■ WRITTEN PROBLEM ■
Print the listing as it stands, omitting all images.

Stored entries
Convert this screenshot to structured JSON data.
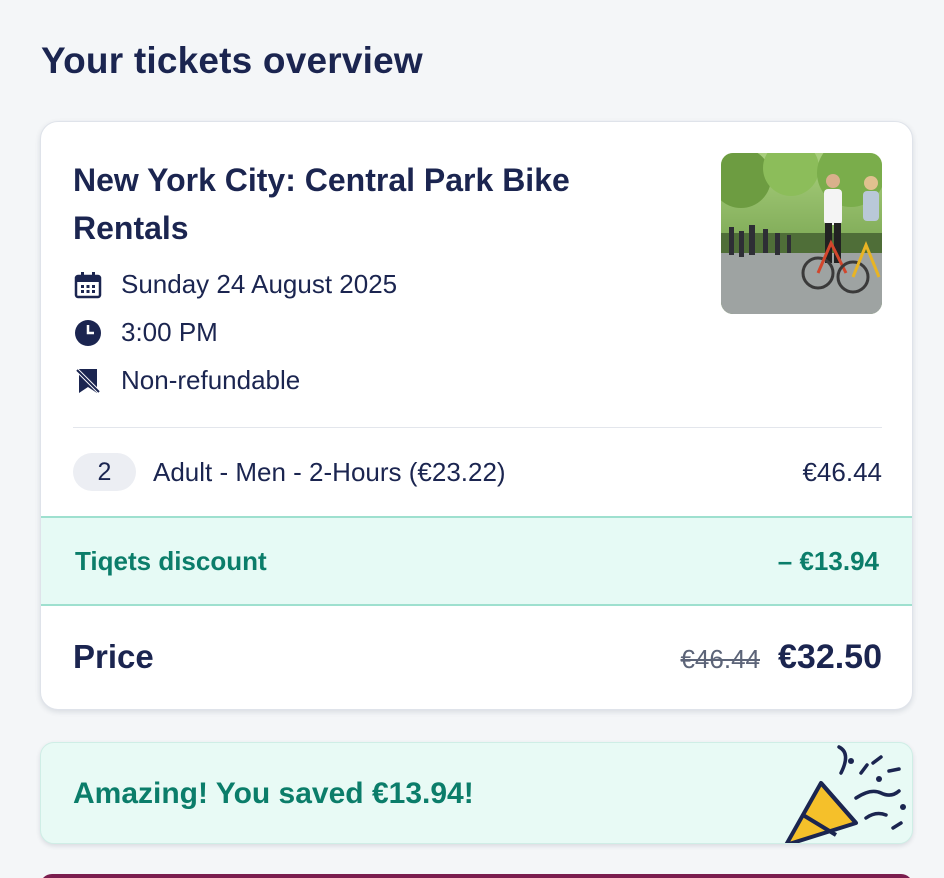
{
  "page": {
    "title": "Your tickets overview"
  },
  "ticket": {
    "product_title": "New York City: Central Park Bike Rentals",
    "date": "Sunday 24 August 2025",
    "time": "3:00 PM",
    "refund_policy": "Non-refundable",
    "line_item": {
      "quantity": "2",
      "label": "Adult - Men - 2-Hours (€23.22)",
      "price": "€46.44"
    },
    "discount": {
      "label": "Tiqets discount",
      "amount": "– €13.94"
    },
    "price": {
      "label": "Price",
      "original": "€46.44",
      "final": "€32.50"
    }
  },
  "savings": {
    "message": "Amazing! You saved €13.94!"
  },
  "icons": {
    "date": "calendar-icon",
    "time": "clock-icon",
    "refund": "non-refundable-icon",
    "savings": "party-popper-icon"
  },
  "colors": {
    "primary_text": "#1b2550",
    "discount_green": "#0b7d6a",
    "discount_bg": "#e6faf5",
    "accent_yellow": "#f5c02a"
  }
}
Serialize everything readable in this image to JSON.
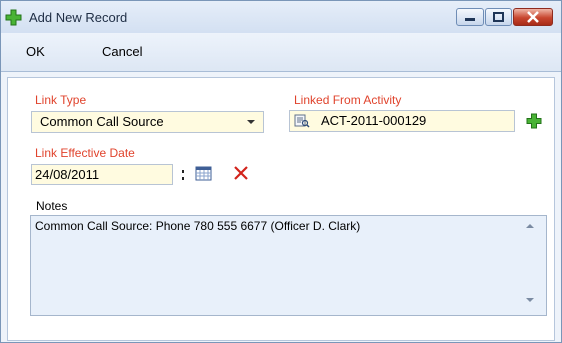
{
  "window": {
    "title": "Add New Record",
    "buttons": {
      "minimize": "minimize",
      "maximize": "maximize",
      "close": "close"
    }
  },
  "menu": {
    "ok_label": "OK",
    "cancel_label": "Cancel"
  },
  "form": {
    "link_type": {
      "label": "Link Type",
      "value": "Common Call Source"
    },
    "linked_from": {
      "label": "Linked From Activity",
      "value": "ACT-2011-000129"
    },
    "effective_date": {
      "label": "Link Effective Date",
      "value": "24/08/2011"
    },
    "notes": {
      "label": "Notes",
      "value": "Common Call Source: Phone 780 555 6677 (Officer D. Clark)"
    }
  },
  "colors": {
    "required_label": "#e0432c",
    "field_bg": "#fffbe0",
    "notes_bg": "#e8f0fa",
    "plus_green": "#3fae2a",
    "clear_red": "#d2231b"
  },
  "icons": [
    "add-record-icon",
    "minimize-icon",
    "maximize-icon",
    "close-icon",
    "lookup-icon",
    "add-icon",
    "dropdown-arrow-icon",
    "spinner-icon",
    "calendar-icon",
    "clear-icon",
    "scroll-up-icon",
    "scroll-down-icon"
  ]
}
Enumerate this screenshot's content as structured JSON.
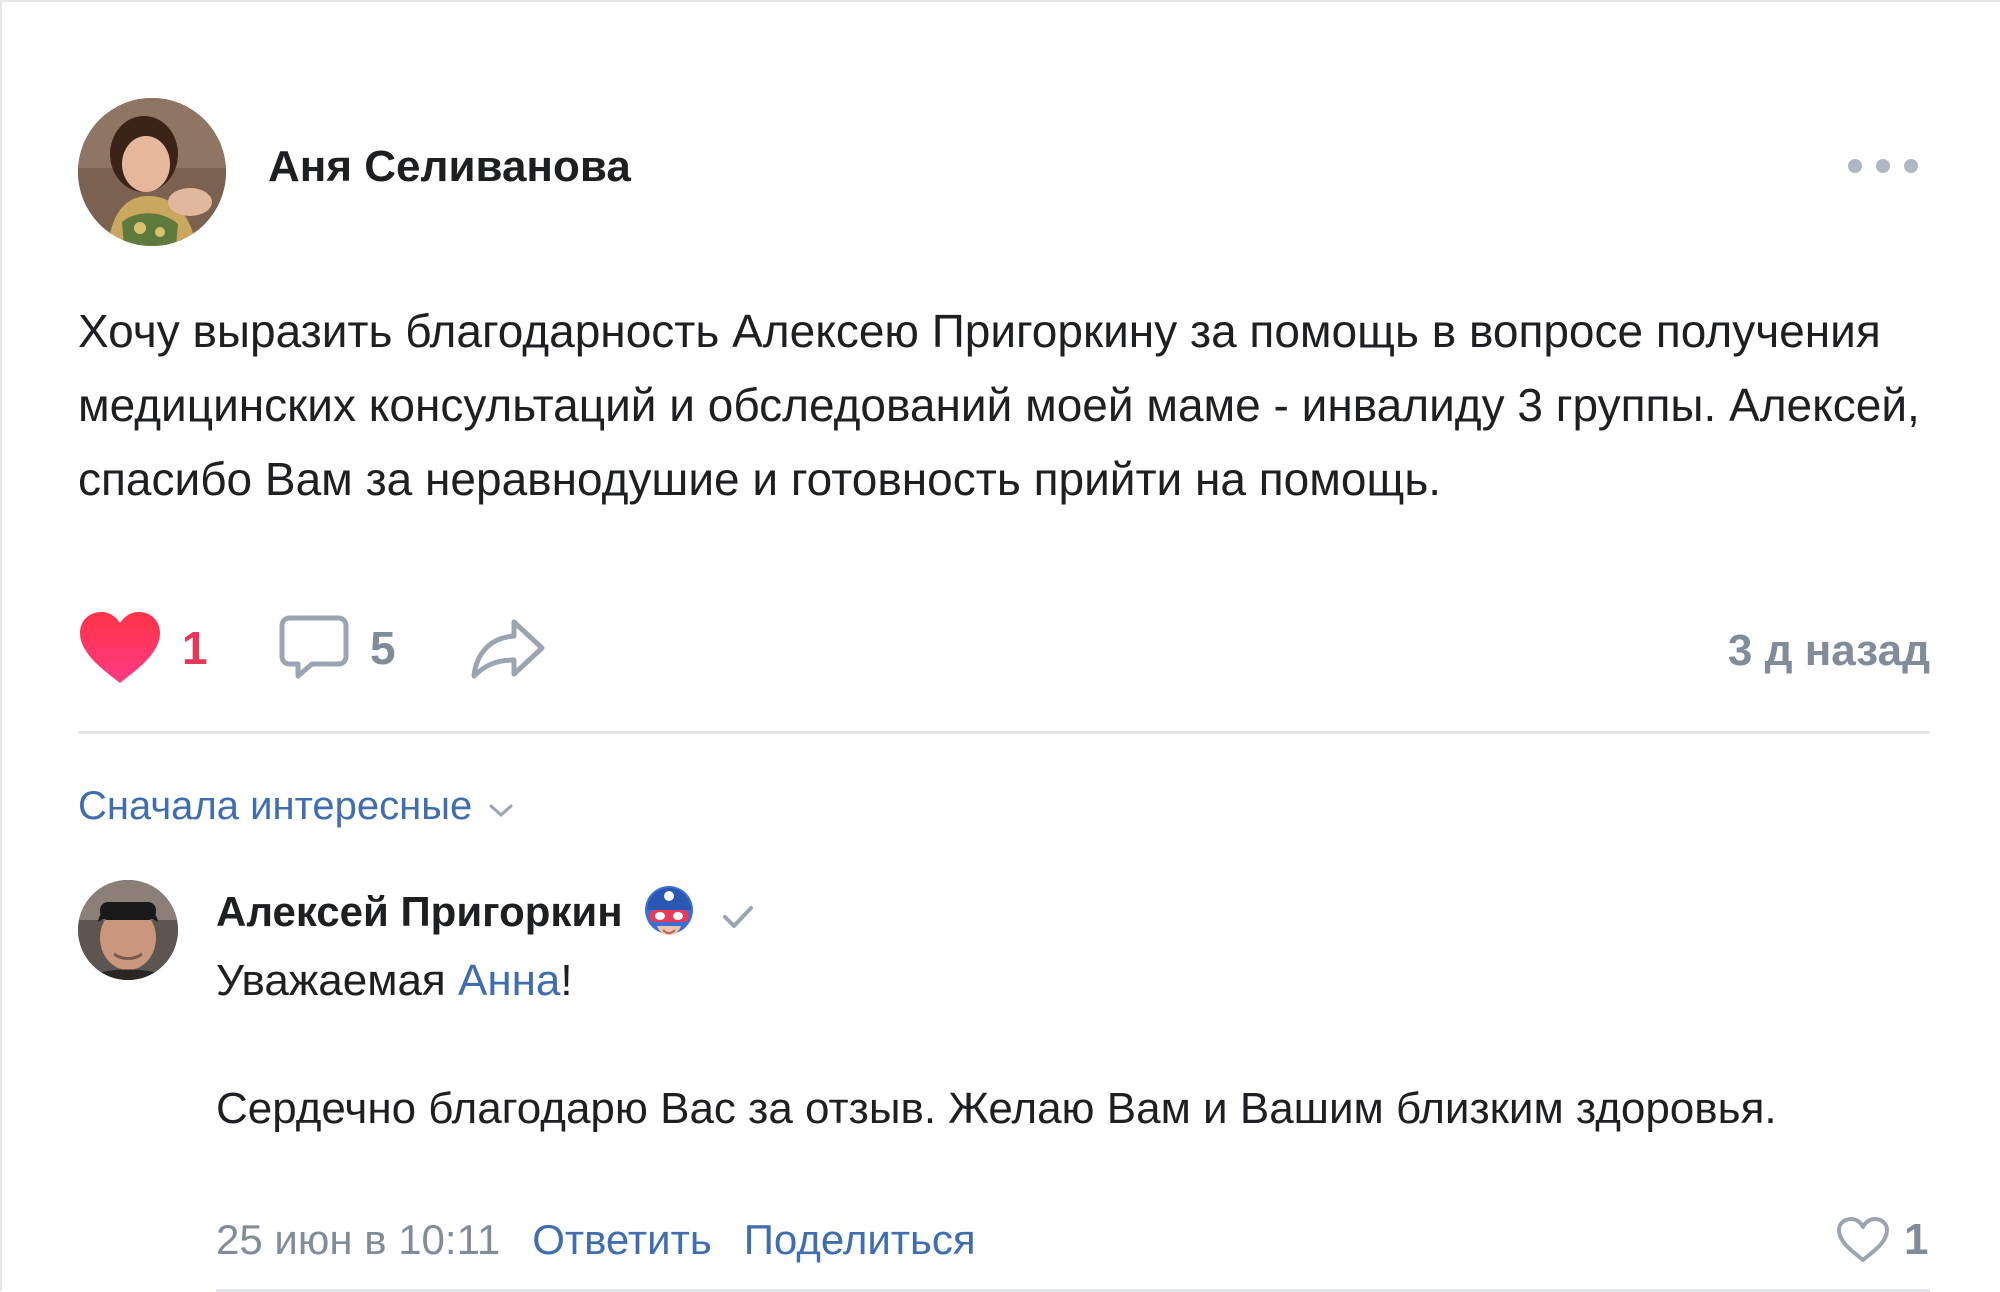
{
  "post": {
    "author": "Аня Селиванова",
    "avatar_icon": "user-avatar-photo",
    "more_icon": "more-horizontal-icon",
    "text": "Хочу выразить благодарность Алексею Пригоркину за помощь в вопросе получения медицинских консультаций и обследований моей маме - инвалиду 3 группы. Алексей, спасибо Вам за неравнодушие и готовность прийти на помощь.",
    "likes": "1",
    "comments": "5",
    "time": "3 д назад",
    "like_icon": "heart-filled-icon",
    "comment_icon": "comment-bubble-icon",
    "share_icon": "share-arrow-icon"
  },
  "sort": {
    "label": "Сначала интересные",
    "icon": "chevron-down-icon"
  },
  "comment": {
    "author": "Алексей Пригоркин",
    "badge_icon": "hero-mask-badge-icon",
    "verified_icon": "checkmark-icon",
    "greeting_prefix": "Уважаемая ",
    "mention": "Анна",
    "greeting_suffix": "!",
    "body": "Сердечно благодарю Вас за отзыв. Желаю Вам и Вашим близким здоровья.",
    "date": "25 июн в 10:11",
    "reply_label": "Ответить",
    "share_label": "Поделиться",
    "likes": "1",
    "like_icon": "heart-outline-icon"
  },
  "colors": {
    "accent": "#3f6db0",
    "like_red": "#e6375a",
    "secondary_text": "#818c99",
    "divider": "#e4e6ea"
  }
}
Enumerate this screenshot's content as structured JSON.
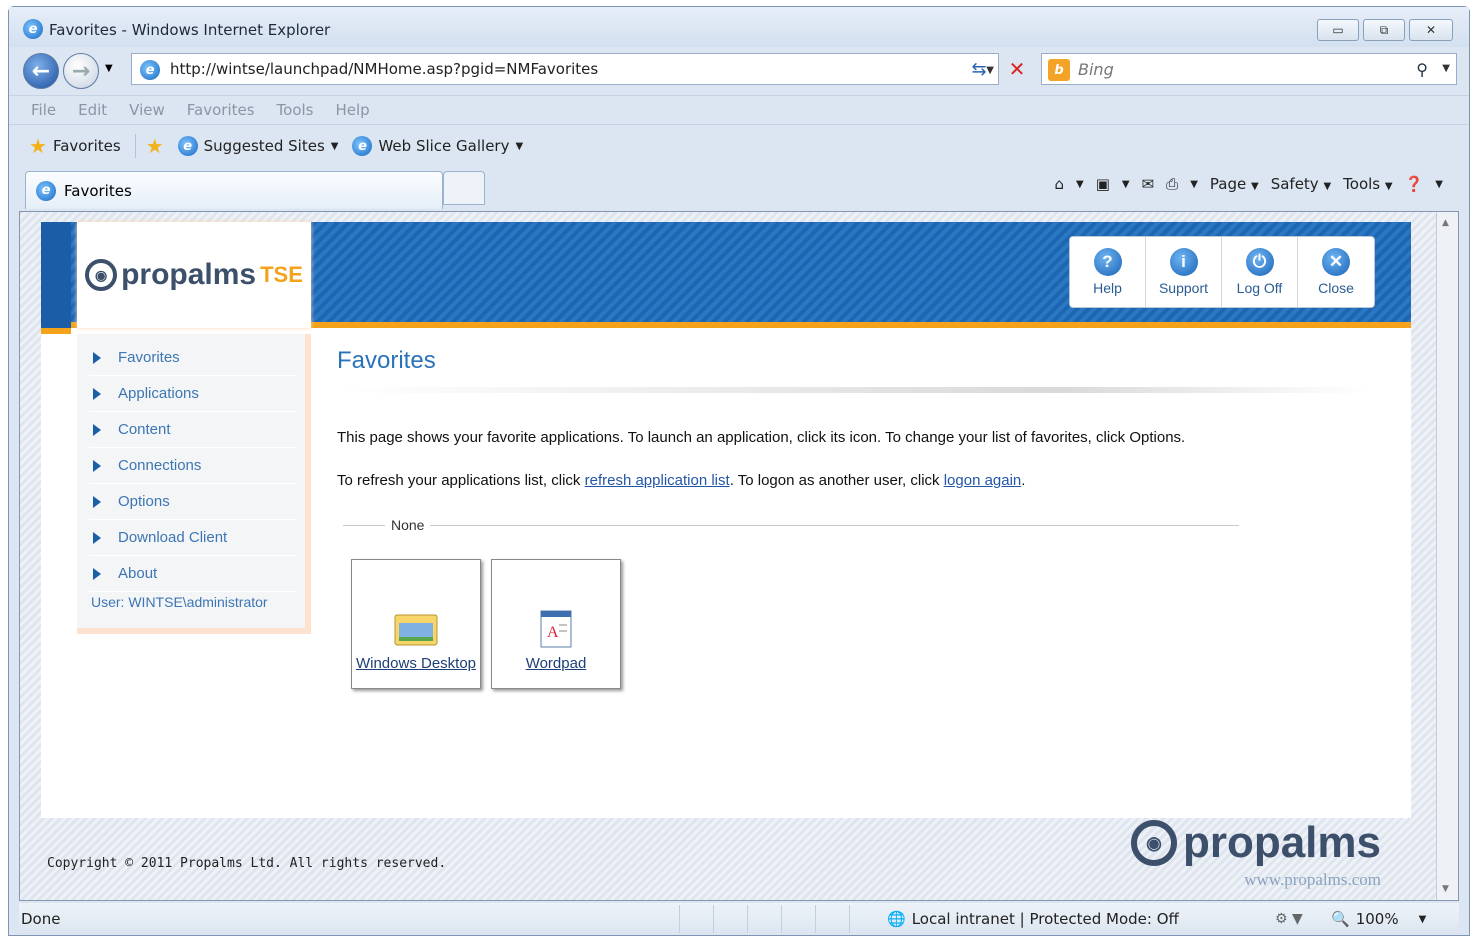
{
  "window": {
    "title": "Favorites - Windows Internet Explorer",
    "address": "http://wintse/launchpad/NMHome.asp?pgid=NMFavorites",
    "search_placeholder": "Bing"
  },
  "menu": [
    "File",
    "Edit",
    "View",
    "Favorites",
    "Tools",
    "Help"
  ],
  "favbar": {
    "favorites": "Favorites",
    "suggested": "Suggested Sites",
    "webslice": "Web Slice Gallery"
  },
  "tab": {
    "label": "Favorites"
  },
  "cmdbar": {
    "page": "Page",
    "safety": "Safety",
    "tools": "Tools"
  },
  "app": {
    "logo": "propalms",
    "logo_suffix": "TSE",
    "buttons": [
      "Help",
      "Support",
      "Log Off",
      "Close"
    ],
    "sidebar": [
      "Favorites",
      "Applications",
      "Content",
      "Connections",
      "Options",
      "Download Client",
      "About"
    ],
    "user": "User: WINTSE\\administrator",
    "heading": "Favorites",
    "para1": "This page shows your favorite applications. To launch an application, click its icon. To change your list of favorites, click Options.",
    "para2_pre": "To refresh your applications list, click ",
    "para2_link1": "refresh application list",
    "para2_mid": ". To logon as another user, click ",
    "para2_link2": "logon again",
    "para2_post": ".",
    "group_label": "None",
    "tiles": [
      "Windows Desktop",
      "Wordpad"
    ],
    "copyright": "Copyright © 2011 Propalms Ltd. All rights reserved.",
    "footer_logo": "propalms",
    "footer_url": "www.propalms.com"
  },
  "status": {
    "left": "Done",
    "zone": "Local intranet | Protected Mode: Off",
    "zoom": "100%"
  }
}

■ RESULT FOR THIS EXERCISE ■
Convert this screenshot to structured JSON data.
{
  "page": {
    "title": "Your tickets overview"
  },
  "ticket": {
    "product_title": "New York City: Central Park Bike Rentals",
    "date": "Sunday 24 August 2025",
    "time": "3:00 PM",
    "refund_policy": "Non-refundable",
    "line_item": {
      "quantity": "2",
      "label": "Adult - Men - 2-Hours (€23.22)",
      "price": "€46.44"
    },
    "discount": {
      "label": "Tiqets discount",
      "amount": "– €13.94"
    },
    "price": {
      "label": "Price",
      "original": "€46.44",
      "final": "€32.50"
    }
  },
  "savings": {
    "message": "Amazing! You saved €13.94!"
  },
  "icons": {
    "date": "calendar-icon",
    "time": "clock-icon",
    "refund": "non-refundable-icon",
    "savings": "party-popper-icon"
  },
  "colors": {
    "primary_text": "#1b2550",
    "discount_green": "#0b7d6a",
    "discount_bg": "#e6faf5",
    "accent_yellow": "#f5c02a"
  }
}
Serialize everything readable in this image to JSON.
{
  "window": {
    "title": "Add New Record",
    "buttons": {
      "minimize": "minimize",
      "maximize": "maximize",
      "close": "close"
    }
  },
  "menu": {
    "ok_label": "OK",
    "cancel_label": "Cancel"
  },
  "form": {
    "link_type": {
      "label": "Link Type",
      "value": "Common Call Source"
    },
    "linked_from": {
      "label": "Linked From Activity",
      "value": "ACT-2011-000129"
    },
    "effective_date": {
      "label": "Link Effective Date",
      "value": "24/08/2011"
    },
    "notes": {
      "label": "Notes",
      "value": "Common Call Source: Phone 780 555 6677 (Officer D. Clark)"
    }
  },
  "colors": {
    "required_label": "#e0432c",
    "field_bg": "#fffbe0",
    "notes_bg": "#e8f0fa",
    "plus_green": "#3fae2a",
    "clear_red": "#d2231b"
  },
  "icons": [
    "add-record-icon",
    "minimize-icon",
    "maximize-icon",
    "close-icon",
    "lookup-icon",
    "add-icon",
    "dropdown-arrow-icon",
    "spinner-icon",
    "calendar-icon",
    "clear-icon",
    "scroll-up-icon",
    "scroll-down-icon"
  ]
}
Enumerate this screenshot's content as structured JSON.
{
  "post": {
    "author": "Аня Селиванова",
    "avatar_icon": "user-avatar-photo",
    "more_icon": "more-horizontal-icon",
    "text": "Хочу выразить благодарность Алексею Пригоркину за помощь в вопросе получения медицинских консультаций и обследований моей маме - инвалиду 3 группы. Алексей, спасибо Вам за неравнодушие и готовность прийти на помощь.",
    "likes": "1",
    "comments": "5",
    "time": "3 д назад",
    "like_icon": "heart-filled-icon",
    "comment_icon": "comment-bubble-icon",
    "share_icon": "share-arrow-icon"
  },
  "sort": {
    "label": "Сначала интересные",
    "icon": "chevron-down-icon"
  },
  "comment": {
    "author": "Алексей Пригоркин",
    "badge_icon": "hero-mask-badge-icon",
    "verified_icon": "checkmark-icon",
    "greeting_prefix": "Уважаемая ",
    "mention": "Анна",
    "greeting_suffix": "!",
    "body": "Сердечно благодарю Вас за отзыв. Желаю Вам и Вашим близким здоровья.",
    "date": "25 июн в 10:11",
    "reply_label": "Ответить",
    "share_label": "Поделиться",
    "likes": "1",
    "like_icon": "heart-outline-icon"
  },
  "colors": {
    "accent": "#3f6db0",
    "like_red": "#e6375a",
    "secondary_text": "#818c99",
    "divider": "#e4e6ea"
  }
}
Enumerate this screenshot's content as structured JSON.
{
  "window": {
    "title": "Favorites - Windows Internet Explorer",
    "address": "http://wintse/launchpad/NMHome.asp?pgid=NMFavorites",
    "search_placeholder": "Bing"
  },
  "menu": [
    "File",
    "Edit",
    "View",
    "Favorites",
    "Tools",
    "Help"
  ],
  "favbar": {
    "favorites": "Favorites",
    "suggested": "Suggested Sites",
    "webslice": "Web Slice Gallery"
  },
  "tab": {
    "label": "Favorites"
  },
  "cmdbar": {
    "page": "Page",
    "safety": "Safety",
    "tools": "Tools"
  },
  "app": {
    "logo": "propalms",
    "logo_suffix": "TSE",
    "buttons": [
      "Help",
      "Support",
      "Log Off",
      "Close"
    ],
    "sidebar": [
      "Favorites",
      "Applications",
      "Content",
      "Connections",
      "Options",
      "Download Client",
      "About"
    ],
    "user": "User: WINTSE\\administrator",
    "heading": "Favorites",
    "para1": "This page shows your favorite applications. To launch an application, click its icon. To change your list of favorites, click Options.",
    "para2_pre": "To refresh your applications list, click ",
    "para2_link1": "refresh application list",
    "para2_mid": ". To logon as another user, click ",
    "para2_link2": "logon again",
    "para2_post": ".",
    "group_label": "None",
    "tiles": [
      "Windows Desktop",
      "Wordpad"
    ],
    "copyright": "Copyright © 2011 Propalms Ltd. All rights reserved.",
    "footer_logo": "propalms",
    "footer_url": "www.propalms.com"
  },
  "status": {
    "left": "Done",
    "zone": "Local intranet | Protected Mode: Off",
    "zoom": "100%"
  }
}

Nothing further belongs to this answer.